Every record must be repeated exactly, with no omission.

** Start Data to use **

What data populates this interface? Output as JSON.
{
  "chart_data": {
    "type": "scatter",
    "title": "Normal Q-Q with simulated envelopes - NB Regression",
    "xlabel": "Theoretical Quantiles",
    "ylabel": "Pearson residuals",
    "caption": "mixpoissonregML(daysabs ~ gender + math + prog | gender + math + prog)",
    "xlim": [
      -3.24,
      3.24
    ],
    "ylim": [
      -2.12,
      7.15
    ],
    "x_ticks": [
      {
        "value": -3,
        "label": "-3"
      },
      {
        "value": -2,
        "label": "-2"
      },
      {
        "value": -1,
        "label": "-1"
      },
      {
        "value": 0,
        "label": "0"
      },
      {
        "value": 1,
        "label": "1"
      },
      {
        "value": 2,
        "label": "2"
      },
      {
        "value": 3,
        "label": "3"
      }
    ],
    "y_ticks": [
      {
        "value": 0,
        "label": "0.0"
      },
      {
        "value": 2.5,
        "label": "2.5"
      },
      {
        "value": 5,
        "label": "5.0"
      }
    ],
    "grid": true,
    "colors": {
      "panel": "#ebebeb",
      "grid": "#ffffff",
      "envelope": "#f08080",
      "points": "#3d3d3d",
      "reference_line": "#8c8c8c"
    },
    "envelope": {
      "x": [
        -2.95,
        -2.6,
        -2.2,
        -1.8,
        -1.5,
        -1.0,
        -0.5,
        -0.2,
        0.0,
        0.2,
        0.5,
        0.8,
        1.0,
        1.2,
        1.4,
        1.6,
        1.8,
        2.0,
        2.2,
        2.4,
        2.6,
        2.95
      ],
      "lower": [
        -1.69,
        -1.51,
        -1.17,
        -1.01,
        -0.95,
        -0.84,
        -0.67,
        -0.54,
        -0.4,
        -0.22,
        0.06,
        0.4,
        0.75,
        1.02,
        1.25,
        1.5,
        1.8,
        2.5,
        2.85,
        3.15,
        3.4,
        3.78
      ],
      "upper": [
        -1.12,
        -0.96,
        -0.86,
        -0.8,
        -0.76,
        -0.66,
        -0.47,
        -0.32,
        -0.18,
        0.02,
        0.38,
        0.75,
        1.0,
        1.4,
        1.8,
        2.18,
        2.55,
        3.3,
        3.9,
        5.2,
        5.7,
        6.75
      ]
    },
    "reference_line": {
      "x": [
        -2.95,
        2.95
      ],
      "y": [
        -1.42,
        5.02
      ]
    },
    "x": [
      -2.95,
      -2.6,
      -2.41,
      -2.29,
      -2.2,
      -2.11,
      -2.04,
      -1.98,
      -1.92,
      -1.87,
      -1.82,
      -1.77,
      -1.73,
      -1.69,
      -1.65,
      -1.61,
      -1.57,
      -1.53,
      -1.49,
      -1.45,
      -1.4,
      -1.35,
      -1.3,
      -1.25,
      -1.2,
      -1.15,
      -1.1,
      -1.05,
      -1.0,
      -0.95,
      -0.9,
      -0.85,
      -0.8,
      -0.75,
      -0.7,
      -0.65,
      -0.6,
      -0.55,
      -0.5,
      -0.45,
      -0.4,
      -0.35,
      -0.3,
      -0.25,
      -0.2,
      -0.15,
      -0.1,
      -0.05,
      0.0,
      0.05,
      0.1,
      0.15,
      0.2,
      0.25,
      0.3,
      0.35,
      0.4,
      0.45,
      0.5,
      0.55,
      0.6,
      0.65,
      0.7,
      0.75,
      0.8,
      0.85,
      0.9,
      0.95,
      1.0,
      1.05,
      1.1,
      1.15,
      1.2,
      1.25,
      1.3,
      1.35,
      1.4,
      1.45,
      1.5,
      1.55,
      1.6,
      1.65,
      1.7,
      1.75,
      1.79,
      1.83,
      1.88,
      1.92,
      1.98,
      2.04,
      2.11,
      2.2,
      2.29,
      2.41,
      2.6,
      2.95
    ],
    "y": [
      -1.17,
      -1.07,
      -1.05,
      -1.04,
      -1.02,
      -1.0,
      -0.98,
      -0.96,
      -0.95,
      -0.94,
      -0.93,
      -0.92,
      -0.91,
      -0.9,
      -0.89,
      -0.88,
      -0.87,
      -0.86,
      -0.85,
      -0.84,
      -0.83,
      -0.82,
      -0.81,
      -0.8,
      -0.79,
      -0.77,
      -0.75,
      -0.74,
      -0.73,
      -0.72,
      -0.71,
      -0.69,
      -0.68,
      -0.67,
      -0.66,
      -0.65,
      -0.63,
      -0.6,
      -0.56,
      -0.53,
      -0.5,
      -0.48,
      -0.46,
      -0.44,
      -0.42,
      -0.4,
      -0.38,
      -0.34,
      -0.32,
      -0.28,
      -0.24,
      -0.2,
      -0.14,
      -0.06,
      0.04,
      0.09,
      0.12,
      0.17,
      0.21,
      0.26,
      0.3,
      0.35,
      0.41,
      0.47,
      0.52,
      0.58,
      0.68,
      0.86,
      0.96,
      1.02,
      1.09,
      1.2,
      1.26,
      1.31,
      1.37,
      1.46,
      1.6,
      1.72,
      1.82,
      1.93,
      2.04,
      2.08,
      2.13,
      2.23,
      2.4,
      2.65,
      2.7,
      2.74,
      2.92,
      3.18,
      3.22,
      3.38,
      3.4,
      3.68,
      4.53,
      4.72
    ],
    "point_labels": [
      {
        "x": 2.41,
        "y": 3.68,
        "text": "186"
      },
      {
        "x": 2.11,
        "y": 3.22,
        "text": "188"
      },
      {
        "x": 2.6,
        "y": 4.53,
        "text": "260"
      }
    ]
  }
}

** End Data to use **

_Full solution:_
What data populates this interface? Output as JSON.
{
  "chart_data": {
    "type": "scatter",
    "title": "Normal Q-Q with simulated envelopes - NB Regression",
    "xlabel": "Theoretical Quantiles",
    "ylabel": "Pearson residuals",
    "caption": "mixpoissonregML(daysabs ~ gender + math + prog | gender + math + prog)",
    "xlim": [
      -3.24,
      3.24
    ],
    "ylim": [
      -2.12,
      7.15
    ],
    "x_ticks": [
      {
        "value": -3,
        "label": "-3"
      },
      {
        "value": -2,
        "label": "-2"
      },
      {
        "value": -1,
        "label": "-1"
      },
      {
        "value": 0,
        "label": "0"
      },
      {
        "value": 1,
        "label": "1"
      },
      {
        "value": 2,
        "label": "2"
      },
      {
        "value": 3,
        "label": "3"
      }
    ],
    "y_ticks": [
      {
        "value": 0,
        "label": "0.0"
      },
      {
        "value": 2.5,
        "label": "2.5"
      },
      {
        "value": 5,
        "label": "5.0"
      }
    ],
    "grid": true,
    "colors": {
      "panel": "#ebebeb",
      "grid": "#ffffff",
      "envelope": "#f08080",
      "points": "#3d3d3d",
      "reference_line": "#8c8c8c"
    },
    "envelope": {
      "x": [
        -2.95,
        -2.6,
        -2.2,
        -1.8,
        -1.5,
        -1.0,
        -0.5,
        -0.2,
        0.0,
        0.2,
        0.5,
        0.8,
        1.0,
        1.2,
        1.4,
        1.6,
        1.8,
        2.0,
        2.2,
        2.4,
        2.6,
        2.95
      ],
      "lower": [
        -1.69,
        -1.51,
        -1.17,
        -1.01,
        -0.95,
        -0.84,
        -0.67,
        -0.54,
        -0.4,
        -0.22,
        0.06,
        0.4,
        0.75,
        1.02,
        1.25,
        1.5,
        1.8,
        2.5,
        2.85,
        3.15,
        3.4,
        3.78
      ],
      "upper": [
        -1.12,
        -0.96,
        -0.86,
        -0.8,
        -0.76,
        -0.66,
        -0.47,
        -0.32,
        -0.18,
        0.02,
        0.38,
        0.75,
        1.0,
        1.4,
        1.8,
        2.18,
        2.55,
        3.3,
        3.9,
        5.2,
        5.7,
        6.75
      ]
    },
    "reference_line": {
      "x": [
        -2.95,
        2.95
      ],
      "y": [
        -1.42,
        5.02
      ]
    },
    "x": [
      -2.95,
      -2.6,
      -2.41,
      -2.29,
      -2.2,
      -2.11,
      -2.04,
      -1.98,
      -1.92,
      -1.87,
      -1.82,
      -1.77,
      -1.73,
      -1.69,
      -1.65,
      -1.61,
      -1.57,
      -1.53,
      -1.49,
      -1.45,
      -1.4,
      -1.35,
      -1.3,
      -1.25,
      -1.2,
      -1.15,
      -1.1,
      -1.05,
      -1.0,
      -0.95,
      -0.9,
      -0.85,
      -0.8,
      -0.75,
      -0.7,
      -0.65,
      -0.6,
      -0.55,
      -0.5,
      -0.45,
      -0.4,
      -0.35,
      -0.3,
      -0.25,
      -0.2,
      -0.15,
      -0.1,
      -0.05,
      0.0,
      0.05,
      0.1,
      0.15,
      0.2,
      0.25,
      0.3,
      0.35,
      0.4,
      0.45,
      0.5,
      0.55,
      0.6,
      0.65,
      0.7,
      0.75,
      0.8,
      0.85,
      0.9,
      0.95,
      1.0,
      1.05,
      1.1,
      1.15,
      1.2,
      1.25,
      1.3,
      1.35,
      1.4,
      1.45,
      1.5,
      1.55,
      1.6,
      1.65,
      1.7,
      1.75,
      1.79,
      1.83,
      1.88,
      1.92,
      1.98,
      2.04,
      2.11,
      2.2,
      2.29,
      2.41,
      2.6,
      2.95
    ],
    "y": [
      -1.17,
      -1.07,
      -1.05,
      -1.04,
      -1.02,
      -1.0,
      -0.98,
      -0.96,
      -0.95,
      -0.94,
      -0.93,
      -0.92,
      -0.91,
      -0.9,
      -0.89,
      -0.88,
      -0.87,
      -0.86,
      -0.85,
      -0.84,
      -0.83,
      -0.82,
      -0.81,
      -0.8,
      -0.79,
      -0.77,
      -0.75,
      -0.74,
      -0.73,
      -0.72,
      -0.71,
      -0.69,
      -0.68,
      -0.67,
      -0.66,
      -0.65,
      -0.63,
      -0.6,
      -0.56,
      -0.53,
      -0.5,
      -0.48,
      -0.46,
      -0.44,
      -0.42,
      -0.4,
      -0.38,
      -0.34,
      -0.32,
      -0.28,
      -0.24,
      -0.2,
      -0.14,
      -0.06,
      0.04,
      0.09,
      0.12,
      0.17,
      0.21,
      0.26,
      0.3,
      0.35,
      0.41,
      0.47,
      0.52,
      0.58,
      0.68,
      0.86,
      0.96,
      1.02,
      1.09,
      1.2,
      1.26,
      1.31,
      1.37,
      1.46,
      1.6,
      1.72,
      1.82,
      1.93,
      2.04,
      2.08,
      2.13,
      2.23,
      2.4,
      2.65,
      2.7,
      2.74,
      2.92,
      3.18,
      3.22,
      3.38,
      3.4,
      3.68,
      4.53,
      4.72
    ],
    "point_labels": [
      {
        "x": 2.41,
        "y": 3.68,
        "text": "186"
      },
      {
        "x": 2.11,
        "y": 3.22,
        "text": "188"
      },
      {
        "x": 2.6,
        "y": 4.53,
        "text": "260"
      }
    ]
  }
}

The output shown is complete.